What is required: Copy every record below exactly as written, but leave out the pictures.

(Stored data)
— begin —

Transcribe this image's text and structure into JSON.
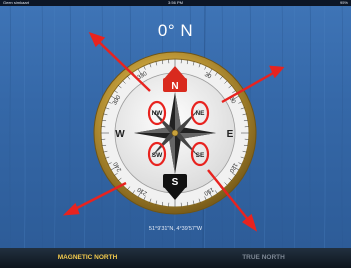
{
  "status_bar": {
    "carrier": "Geen simkaart",
    "time": "3:56 PM",
    "battery": "95%"
  },
  "heading": "0° N",
  "location": "51°9'31\"N, 4°39'57\"W",
  "compass": {
    "cardinals": {
      "north": "N",
      "east": "E",
      "south": "S",
      "west": "W"
    },
    "intercardinals": {
      "northeast": "NE",
      "northwest": "NW",
      "southeast": "SE",
      "southwest": "SW"
    },
    "degree_labels": [
      "30",
      "60",
      "120",
      "150",
      "210",
      "240",
      "300",
      "330"
    ]
  },
  "tabs": {
    "magnetic_north": "MAGNETIC NORTH",
    "true_north": "TRUE NORTH"
  },
  "colors": {
    "annotation_red": "#e8231f",
    "active_tab": "#f2c94c",
    "inactive_tab": "#7c8693",
    "gold_ring": "#c9a23c"
  }
}
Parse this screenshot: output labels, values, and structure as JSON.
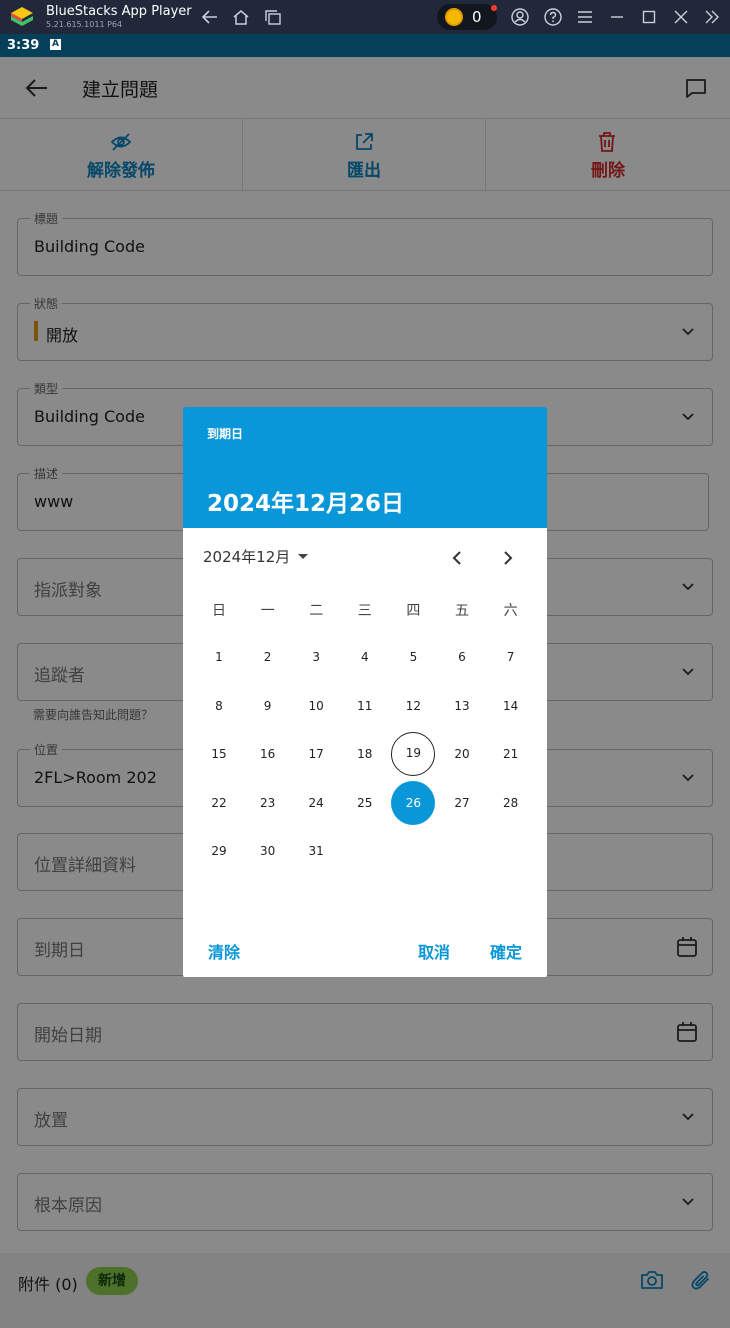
{
  "emulator": {
    "title": "BlueStacks App Player",
    "version": "5.21.615.1011  P64",
    "coin_count": "0"
  },
  "status_bar": {
    "time": "3:39",
    "icon_letter": "A"
  },
  "header": {
    "title": "建立問題"
  },
  "actions": [
    {
      "label": "解除發佈",
      "icon": "eye-off-icon",
      "color": "#0a86c4"
    },
    {
      "label": "匯出",
      "icon": "export-icon",
      "color": "#0a86c4"
    },
    {
      "label": "刪除",
      "icon": "trash-icon",
      "color": "#d42b2b"
    }
  ],
  "fields": {
    "title": {
      "label": "標題",
      "value": "Building Code"
    },
    "status": {
      "label": "狀態",
      "value": "開放"
    },
    "type": {
      "label": "類型",
      "value": "Building Code"
    },
    "description": {
      "label": "描述",
      "value": "www"
    },
    "assignee": {
      "placeholder": "指派對象"
    },
    "watchers": {
      "placeholder": "追蹤者",
      "hint": "需要向誰告知此問題？"
    },
    "location": {
      "label": "位置",
      "value": "2FL>Room 202"
    },
    "location_details": {
      "placeholder": "位置詳細資料"
    },
    "due_date": {
      "placeholder": "到期日"
    },
    "start_date": {
      "placeholder": "開始日期"
    },
    "placement": {
      "placeholder": "放置"
    },
    "root_cause": {
      "placeholder": "根本原因"
    }
  },
  "attachments": {
    "label": "附件 (0)",
    "add_label": "新增"
  },
  "datepicker": {
    "header_label": "到期日",
    "selected_date_text": "2024年12月26日",
    "month_label": "2024年12月",
    "weekdays": [
      "日",
      "一",
      "二",
      "三",
      "四",
      "五",
      "六"
    ],
    "first_weekday_index": 0,
    "days_in_month": 31,
    "today": 19,
    "selected": 26,
    "accent_color": "#0a97d9",
    "buttons": {
      "clear": "清除",
      "cancel": "取消",
      "ok": "確定"
    }
  }
}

— end —

Solved exercise:
Transcribe this image's text and structure into JSON.
{
  "status_bar": {
    "carrier": "Geen simkaart",
    "time": "3:56 PM",
    "battery": "95%"
  },
  "heading": "0° N",
  "location": "51°9'31\"N, 4°39'57\"W",
  "compass": {
    "cardinals": {
      "north": "N",
      "east": "E",
      "south": "S",
      "west": "W"
    },
    "intercardinals": {
      "northeast": "NE",
      "northwest": "NW",
      "southeast": "SE",
      "southwest": "SW"
    },
    "degree_labels": [
      "30",
      "60",
      "120",
      "150",
      "210",
      "240",
      "300",
      "330"
    ]
  },
  "tabs": {
    "magnetic_north": "MAGNETIC NORTH",
    "true_north": "TRUE NORTH"
  },
  "colors": {
    "annotation_red": "#e8231f",
    "active_tab": "#f2c94c",
    "inactive_tab": "#7c8693",
    "gold_ring": "#c9a23c"
  }
}
Parse this screenshot: output labels, values, and structure as JSON.
{
  "emulator": {
    "title": "BlueStacks App Player",
    "version": "5.21.615.1011  P64",
    "coin_count": "0"
  },
  "status_bar": {
    "time": "3:39",
    "icon_letter": "A"
  },
  "header": {
    "title": "建立問題"
  },
  "actions": [
    {
      "label": "解除發佈",
      "icon": "eye-off-icon",
      "color": "#0a86c4"
    },
    {
      "label": "匯出",
      "icon": "export-icon",
      "color": "#0a86c4"
    },
    {
      "label": "刪除",
      "icon": "trash-icon",
      "color": "#d42b2b"
    }
  ],
  "fields": {
    "title": {
      "label": "標題",
      "value": "Building Code"
    },
    "status": {
      "label": "狀態",
      "value": "開放"
    },
    "type": {
      "label": "類型",
      "value": "Building Code"
    },
    "description": {
      "label": "描述",
      "value": "www"
    },
    "assignee": {
      "placeholder": "指派對象"
    },
    "watchers": {
      "placeholder": "追蹤者",
      "hint": "需要向誰告知此問題？"
    },
    "location": {
      "label": "位置",
      "value": "2FL>Room 202"
    },
    "location_details": {
      "placeholder": "位置詳細資料"
    },
    "due_date": {
      "placeholder": "到期日"
    },
    "start_date": {
      "placeholder": "開始日期"
    },
    "placement": {
      "placeholder": "放置"
    },
    "root_cause": {
      "placeholder": "根本原因"
    }
  },
  "attachments": {
    "label": "附件 (0)",
    "add_label": "新增"
  },
  "datepicker": {
    "header_label": "到期日",
    "selected_date_text": "2024年12月26日",
    "month_label": "2024年12月",
    "weekdays": [
      "日",
      "一",
      "二",
      "三",
      "四",
      "五",
      "六"
    ],
    "first_weekday_index": 0,
    "days_in_month": 31,
    "today": 19,
    "selected": 26,
    "accent_color": "#0a97d9",
    "buttons": {
      "clear": "清除",
      "cancel": "取消",
      "ok": "確定"
    }
  }
}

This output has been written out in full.